Aim: Gather all lines from the material that contain "structured".

Task data:
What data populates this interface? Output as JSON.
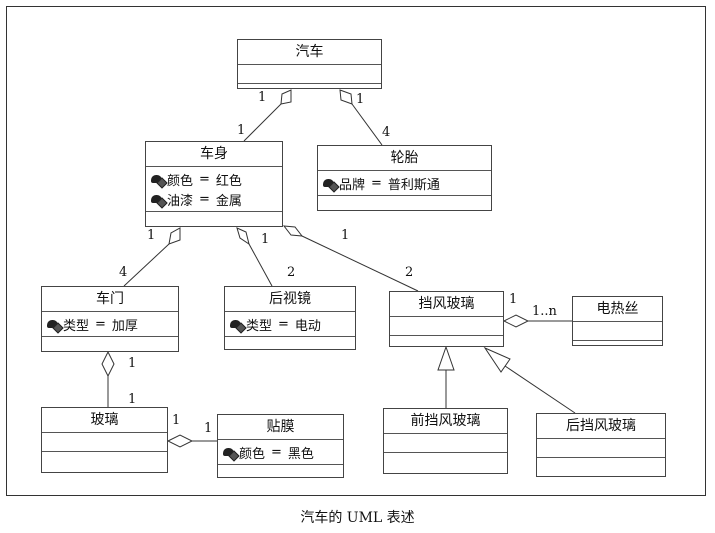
{
  "classes": {
    "car": {
      "name": "汽车",
      "attrs": []
    },
    "body": {
      "name": "车身",
      "attrs": [
        {
          "key": "颜色",
          "value": "红色"
        },
        {
          "key": "油漆",
          "value": "金属"
        }
      ]
    },
    "tire": {
      "name": "轮胎",
      "attrs": [
        {
          "key": "品牌",
          "value": "普利斯通"
        }
      ]
    },
    "door": {
      "name": "车门",
      "attrs": [
        {
          "key": "类型",
          "value": "加厚"
        }
      ]
    },
    "mirror": {
      "name": "后视镜",
      "attrs": [
        {
          "key": "类型",
          "value": "电动"
        }
      ]
    },
    "windshield": {
      "name": "挡风玻璃",
      "attrs": []
    },
    "heater": {
      "name": "电热丝",
      "attrs": []
    },
    "glass": {
      "name": "玻璃",
      "attrs": []
    },
    "film": {
      "name": "贴膜",
      "attrs": [
        {
          "key": "颜色",
          "value": "黑色"
        }
      ]
    },
    "front": {
      "name": "前挡风玻璃",
      "attrs": []
    },
    "rear": {
      "name": "后挡风玻璃",
      "attrs": []
    }
  },
  "attr_separator": "=",
  "multiplicities": {
    "car_body_whole": "1",
    "car_body_part": "1",
    "car_tire_whole": "1",
    "car_tire_part": "4",
    "body_door_whole": "1",
    "body_door_part": "4",
    "body_mirror_whole": "1",
    "body_mirror_part": "2",
    "body_windshield_whole": "1",
    "body_windshield_part": "2",
    "windshield_heater_whole": "1",
    "windshield_heater_part": "1..n",
    "door_glass_whole": "1",
    "door_glass_part": "1",
    "film_glass_whole": "1",
    "film_glass_part": "1"
  },
  "caption": "汽车的 UML 表述"
}
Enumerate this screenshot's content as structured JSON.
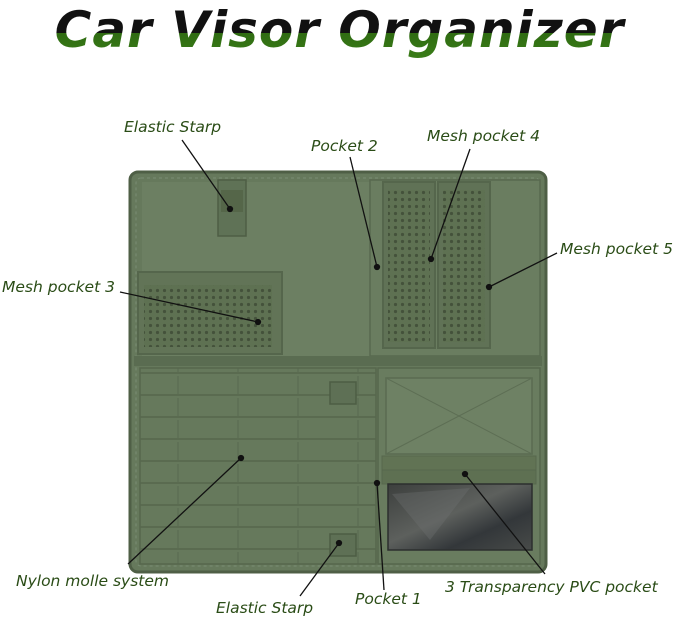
{
  "title": "Car Visor Organizer",
  "colors": {
    "title_dark": "#111111",
    "title_green": "#3a7d18",
    "label_green": "#2a4c16",
    "fabric": "#66795c",
    "fabric_dark": "#52634a",
    "fabric_light": "#748770"
  },
  "labels": {
    "elastic_strap_top": "Elastic Starp",
    "pocket_2": "Pocket 2",
    "mesh_pocket_4": "Mesh pocket 4",
    "mesh_pocket_5": "Mesh pocket 5",
    "mesh_pocket_3": "Mesh pocket 3",
    "nylon_molle": "Nylon molle system",
    "elastic_strap_bottom": "Elastic Starp",
    "pocket_1": "Pocket 1",
    "pvc_pocket": "3 Transparency PVC pocket"
  }
}
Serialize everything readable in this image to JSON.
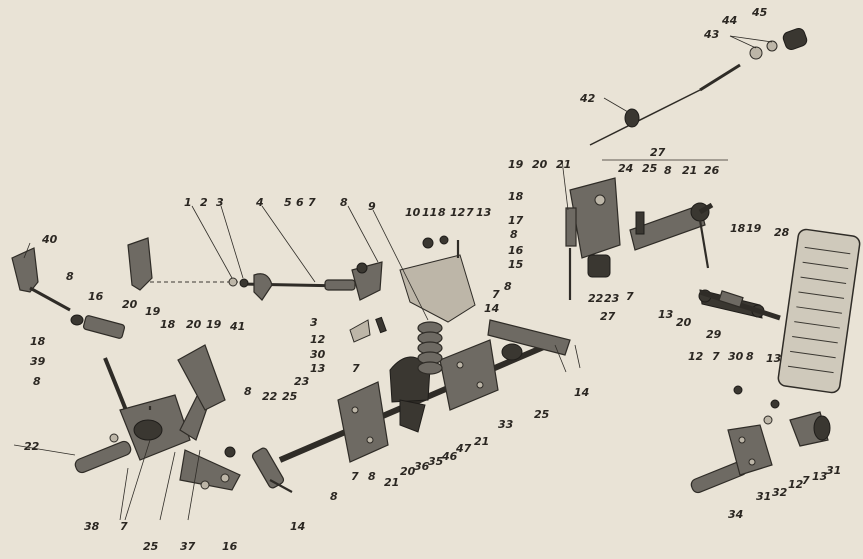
{
  "callouts": [
    {
      "id": "c40a",
      "text": "40"
    },
    {
      "id": "c8a",
      "text": "8"
    },
    {
      "id": "c16a",
      "text": "16"
    },
    {
      "id": "c20a",
      "text": "20"
    },
    {
      "id": "c19a",
      "text": "19"
    },
    {
      "id": "c18a",
      "text": "18"
    },
    {
      "id": "c39",
      "text": "39"
    },
    {
      "id": "c8b",
      "text": "8"
    },
    {
      "id": "c22a",
      "text": "22"
    },
    {
      "id": "c38",
      "text": "38"
    },
    {
      "id": "c7a",
      "text": "7"
    },
    {
      "id": "c25a",
      "text": "25"
    },
    {
      "id": "c37",
      "text": "37"
    },
    {
      "id": "c18b",
      "text": "18"
    },
    {
      "id": "c20b",
      "text": "20"
    },
    {
      "id": "c19b",
      "text": "19"
    },
    {
      "id": "c41",
      "text": "41"
    },
    {
      "id": "c8c",
      "text": "8"
    },
    {
      "id": "c22b",
      "text": "22"
    },
    {
      "id": "c25b",
      "text": "25"
    },
    {
      "id": "c16b",
      "text": "16"
    },
    {
      "id": "c14a",
      "text": "14"
    },
    {
      "id": "c1",
      "text": "1"
    },
    {
      "id": "c2",
      "text": "2"
    },
    {
      "id": "c3a",
      "text": "3"
    },
    {
      "id": "c4",
      "text": "4"
    },
    {
      "id": "c5",
      "text": "5"
    },
    {
      "id": "c6",
      "text": "6"
    },
    {
      "id": "c7b",
      "text": "7"
    },
    {
      "id": "c8d",
      "text": "8"
    },
    {
      "id": "c3b",
      "text": "3"
    },
    {
      "id": "c12a",
      "text": "12"
    },
    {
      "id": "c30a",
      "text": "30"
    },
    {
      "id": "c9",
      "text": "9"
    },
    {
      "id": "c10",
      "text": "10"
    },
    {
      "id": "c11",
      "text": "11"
    },
    {
      "id": "c8e",
      "text": "8"
    },
    {
      "id": "c12b",
      "text": "12"
    },
    {
      "id": "c7c",
      "text": "7"
    },
    {
      "id": "c13a",
      "text": "13"
    },
    {
      "id": "c13b",
      "text": "13"
    },
    {
      "id": "c7d",
      "text": "7"
    },
    {
      "id": "c23a",
      "text": "23"
    },
    {
      "id": "c8f",
      "text": "8"
    },
    {
      "id": "c7e",
      "text": "7"
    },
    {
      "id": "c8g",
      "text": "8"
    },
    {
      "id": "c21a",
      "text": "21"
    },
    {
      "id": "c20c",
      "text": "20"
    },
    {
      "id": "c36",
      "text": "36"
    },
    {
      "id": "c35",
      "text": "35"
    },
    {
      "id": "c46",
      "text": "46"
    },
    {
      "id": "c47",
      "text": "47"
    },
    {
      "id": "c21b",
      "text": "21"
    },
    {
      "id": "c33",
      "text": "33"
    },
    {
      "id": "c25c",
      "text": "25"
    },
    {
      "id": "c14b",
      "text": "14"
    },
    {
      "id": "c14c",
      "text": "14"
    },
    {
      "id": "c7f",
      "text": "7"
    },
    {
      "id": "c8h",
      "text": "8"
    },
    {
      "id": "c15",
      "text": "15"
    },
    {
      "id": "c16c",
      "text": "16"
    },
    {
      "id": "c8i",
      "text": "8"
    },
    {
      "id": "c17",
      "text": "17"
    },
    {
      "id": "c18c",
      "text": "18"
    },
    {
      "id": "c19c",
      "text": "19"
    },
    {
      "id": "c20d",
      "text": "20"
    },
    {
      "id": "c21c",
      "text": "21"
    },
    {
      "id": "c27a",
      "text": "27"
    },
    {
      "id": "c24",
      "text": "24"
    },
    {
      "id": "c25d",
      "text": "25"
    },
    {
      "id": "c8j",
      "text": "8"
    },
    {
      "id": "c21d",
      "text": "21"
    },
    {
      "id": "c26",
      "text": "26"
    },
    {
      "id": "c22c",
      "text": "22"
    },
    {
      "id": "c23b",
      "text": "23"
    },
    {
      "id": "c27b",
      "text": "27"
    },
    {
      "id": "c7g",
      "text": "7"
    },
    {
      "id": "c13c",
      "text": "13"
    },
    {
      "id": "c20e",
      "text": "20"
    },
    {
      "id": "c18d",
      "text": "18"
    },
    {
      "id": "c19d",
      "text": "19"
    },
    {
      "id": "c28",
      "text": "28"
    },
    {
      "id": "c29",
      "text": "29"
    },
    {
      "id": "c42",
      "text": "42"
    },
    {
      "id": "c43",
      "text": "43"
    },
    {
      "id": "c44",
      "text": "44"
    },
    {
      "id": "c45",
      "text": "45"
    },
    {
      "id": "c12c",
      "text": "12"
    },
    {
      "id": "c7h",
      "text": "7"
    },
    {
      "id": "c30b",
      "text": "30"
    },
    {
      "id": "c8k",
      "text": "8"
    },
    {
      "id": "c13d",
      "text": "13"
    },
    {
      "id": "c31a",
      "text": "31"
    },
    {
      "id": "c31b",
      "text": "31"
    },
    {
      "id": "c32",
      "text": "32"
    },
    {
      "id": "c12d",
      "text": "12"
    },
    {
      "id": "c7i",
      "text": "7"
    },
    {
      "id": "c13e",
      "text": "13"
    },
    {
      "id": "c34",
      "text": "34"
    }
  ]
}
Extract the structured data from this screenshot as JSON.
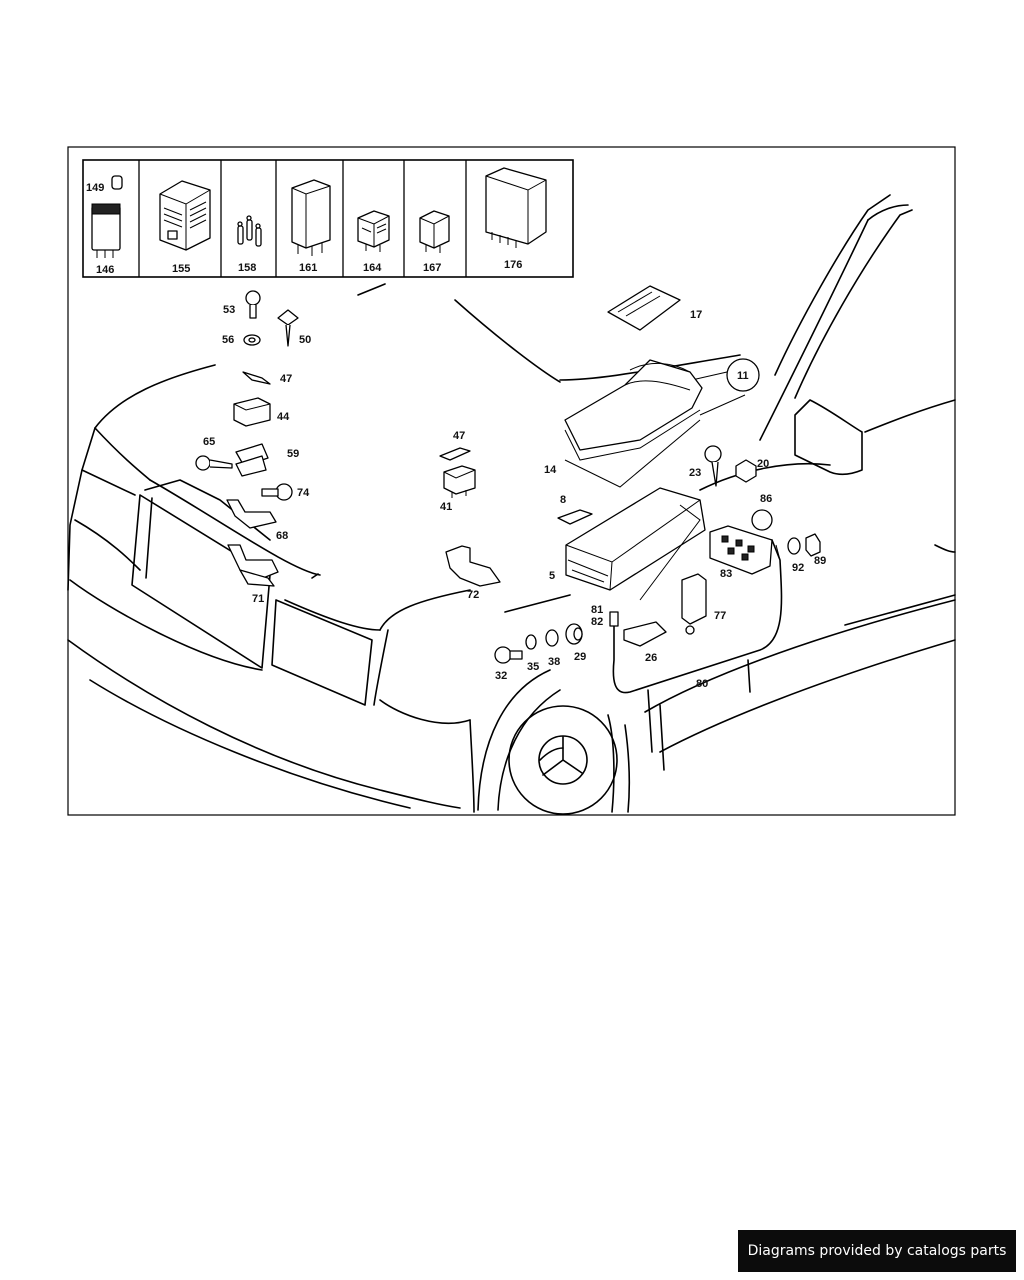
{
  "relay_panel": {
    "items": [
      {
        "label": "146",
        "extra": "149"
      },
      {
        "label": "155"
      },
      {
        "label": "158"
      },
      {
        "label": "161"
      },
      {
        "label": "164"
      },
      {
        "label": "167"
      },
      {
        "label": "176"
      }
    ]
  },
  "callouts": {
    "p53": "53",
    "p56": "56",
    "p50": "50",
    "p47a": "47",
    "p44": "44",
    "p65": "65",
    "p59": "59",
    "p74": "74",
    "p68": "68",
    "p71": "71",
    "p47b": "47",
    "p41": "41",
    "p72": "72",
    "p17": "17",
    "p11": "11",
    "p14": "14",
    "p23": "23",
    "p20": "20",
    "p8": "8",
    "p86": "86",
    "p5": "5",
    "p83": "83",
    "p92": "92",
    "p89": "89",
    "p81": "81",
    "p82": "82",
    "p77": "77",
    "p26": "26",
    "p80": "80",
    "p32": "32",
    "p35": "35",
    "p38": "38",
    "p29": "29"
  },
  "footer": {
    "text": "Diagrams provided by catalogs parts"
  }
}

Written reply:
Enumerate this screenshot's content as structured JSON.
Extract the structured data from this screenshot as JSON.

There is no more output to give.